Set down the material below word for word, excluding the pictures.

*** Entries supplied

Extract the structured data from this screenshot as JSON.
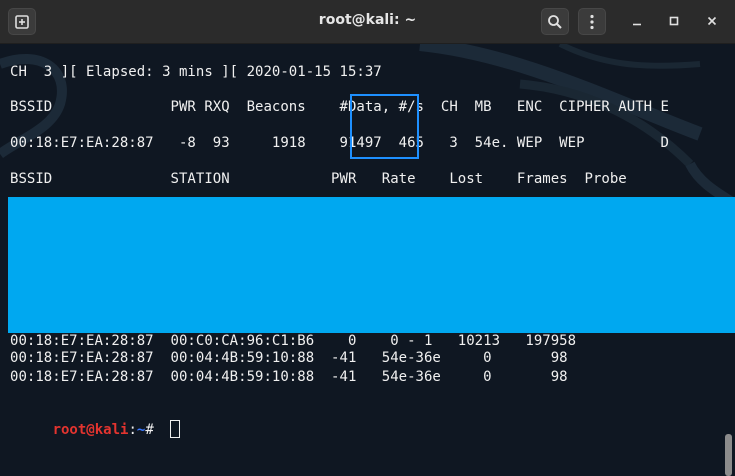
{
  "window": {
    "title": "root@kali: ~"
  },
  "terminal": {
    "status_line": "CH  3 ][ Elapsed: 3 mins ][ 2020-01-15 15:37",
    "ap_header": "BSSID              PWR RXQ  Beacons    #Data, #/s  CH  MB   ENC  CIPHER AUTH E",
    "ap_row": "00:18:E7:EA:28:87   -8  93     1918    91497  465   3  54e. WEP  WEP         D",
    "station_header": "BSSID              STATION            PWR   Rate    Lost    Frames  Probe",
    "stations": [
      "00:18:E7:EA:28:87  00:C0:CA:96:C1:B6    0    0 - 1   10213   197958",
      "00:18:E7:EA:28:87  00:04:4B:59:10:88  -41   54e-36e     0       98",
      "00:18:E7:EA:28:87  00:04:4B:59:10:88  -41   54e-36e     0       98"
    ],
    "prompt": {
      "user_host": "root@kali",
      "separator": ":",
      "path": "~",
      "symbol": "# "
    }
  },
  "colors": {
    "highlight_box": "#1e90ff",
    "redaction": "#00a8f0",
    "prompt_user": "#e3342f",
    "prompt_path": "#3b78ff"
  },
  "icons": [
    "new-tab-icon",
    "search-icon",
    "kebab-menu-icon",
    "minimize-icon",
    "maximize-icon",
    "close-icon"
  ]
}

******

- Result for this task
Extract the structured data from this screenshot as JSON.
{
  "window": {
    "title": "root@kali: ~"
  },
  "terminal": {
    "status_line": "CH  3 ][ Elapsed: 3 mins ][ 2020-01-15 15:37",
    "ap_header": "BSSID              PWR RXQ  Beacons    #Data, #/s  CH  MB   ENC  CIPHER AUTH E",
    "ap_row": "00:18:E7:EA:28:87   -8  93     1918    91497  465   3  54e. WEP  WEP         D",
    "station_header": "BSSID              STATION            PWR   Rate    Lost    Frames  Probe",
    "stations": [
      "00:18:E7:EA:28:87  00:C0:CA:96:C1:B6    0    0 - 1   10213   197958",
      "00:18:E7:EA:28:87  00:04:4B:59:10:88  -41   54e-36e     0       98",
      "00:18:E7:EA:28:87  00:04:4B:59:10:88  -41   54e-36e     0       98"
    ],
    "prompt": {
      "user_host": "root@kali",
      "separator": ":",
      "path": "~",
      "symbol": "# "
    }
  },
  "colors": {
    "highlight_box": "#1e90ff",
    "redaction": "#00a8f0",
    "prompt_user": "#e3342f",
    "prompt_path": "#3b78ff"
  },
  "icons": [
    "new-tab-icon",
    "search-icon",
    "kebab-menu-icon",
    "minimize-icon",
    "maximize-icon",
    "close-icon"
  ]
}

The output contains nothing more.